■ **Required task**:
Transcribe all of the records precisely as they are presented.

(Dataset rows)
⁂

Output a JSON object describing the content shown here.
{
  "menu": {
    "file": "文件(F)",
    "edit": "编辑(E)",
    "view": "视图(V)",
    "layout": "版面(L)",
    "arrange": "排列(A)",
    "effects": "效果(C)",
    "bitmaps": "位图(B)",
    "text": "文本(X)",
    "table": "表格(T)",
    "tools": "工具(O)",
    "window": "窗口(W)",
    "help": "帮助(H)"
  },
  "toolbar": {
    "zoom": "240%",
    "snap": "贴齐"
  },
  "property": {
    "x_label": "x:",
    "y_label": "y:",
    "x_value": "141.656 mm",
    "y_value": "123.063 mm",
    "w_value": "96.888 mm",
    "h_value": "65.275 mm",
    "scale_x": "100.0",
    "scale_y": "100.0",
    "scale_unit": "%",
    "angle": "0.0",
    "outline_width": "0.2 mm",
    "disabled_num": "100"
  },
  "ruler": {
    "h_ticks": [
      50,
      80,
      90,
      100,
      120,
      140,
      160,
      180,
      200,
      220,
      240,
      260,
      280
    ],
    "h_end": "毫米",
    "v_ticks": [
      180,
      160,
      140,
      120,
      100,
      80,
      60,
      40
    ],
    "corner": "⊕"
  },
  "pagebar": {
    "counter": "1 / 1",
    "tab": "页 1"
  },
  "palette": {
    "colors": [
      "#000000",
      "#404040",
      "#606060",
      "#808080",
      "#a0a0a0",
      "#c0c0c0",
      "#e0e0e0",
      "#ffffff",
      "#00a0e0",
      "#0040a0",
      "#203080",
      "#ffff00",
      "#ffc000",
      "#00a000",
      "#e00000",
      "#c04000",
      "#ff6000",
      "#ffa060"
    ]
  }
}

⁂

■ **Reply to the exercise**:
Output a JSON object describing the content shown here.
{
  "menu": {
    "file": "文件(F)",
    "edit": "编辑(E)",
    "view": "视图(V)",
    "layout": "版面(L)",
    "arrange": "排列(A)",
    "effects": "效果(C)",
    "bitmaps": "位图(B)",
    "text": "文本(X)",
    "table": "表格(T)",
    "tools": "工具(O)",
    "window": "窗口(W)",
    "help": "帮助(H)"
  },
  "toolbar": {
    "zoom": "240%",
    "snap": "贴齐"
  },
  "property": {
    "x_label": "x:",
    "y_label": "y:",
    "x_value": "141.656 mm",
    "y_value": "123.063 mm",
    "w_value": "96.888 mm",
    "h_value": "65.275 mm",
    "scale_x": "100.0",
    "scale_y": "100.0",
    "scale_unit": "%",
    "angle": "0.0",
    "outline_width": "0.2 mm",
    "disabled_num": "100"
  },
  "ruler": {
    "h_ticks": [
      50,
      80,
      90,
      100,
      120,
      140,
      160,
      180,
      200,
      220,
      240,
      260,
      280
    ],
    "h_end": "毫米",
    "v_ticks": [
      180,
      160,
      140,
      120,
      100,
      80,
      60,
      40
    ],
    "corner": "⊕"
  },
  "pagebar": {
    "counter": "1 / 1",
    "tab": "页 1"
  },
  "palette": {
    "colors": [
      "#000000",
      "#404040",
      "#606060",
      "#808080",
      "#a0a0a0",
      "#c0c0c0",
      "#e0e0e0",
      "#ffffff",
      "#00a0e0",
      "#0040a0",
      "#203080",
      "#ffff00",
      "#ffc000",
      "#00a000",
      "#e00000",
      "#c04000",
      "#ff6000",
      "#ffa060"
    ]
  }
}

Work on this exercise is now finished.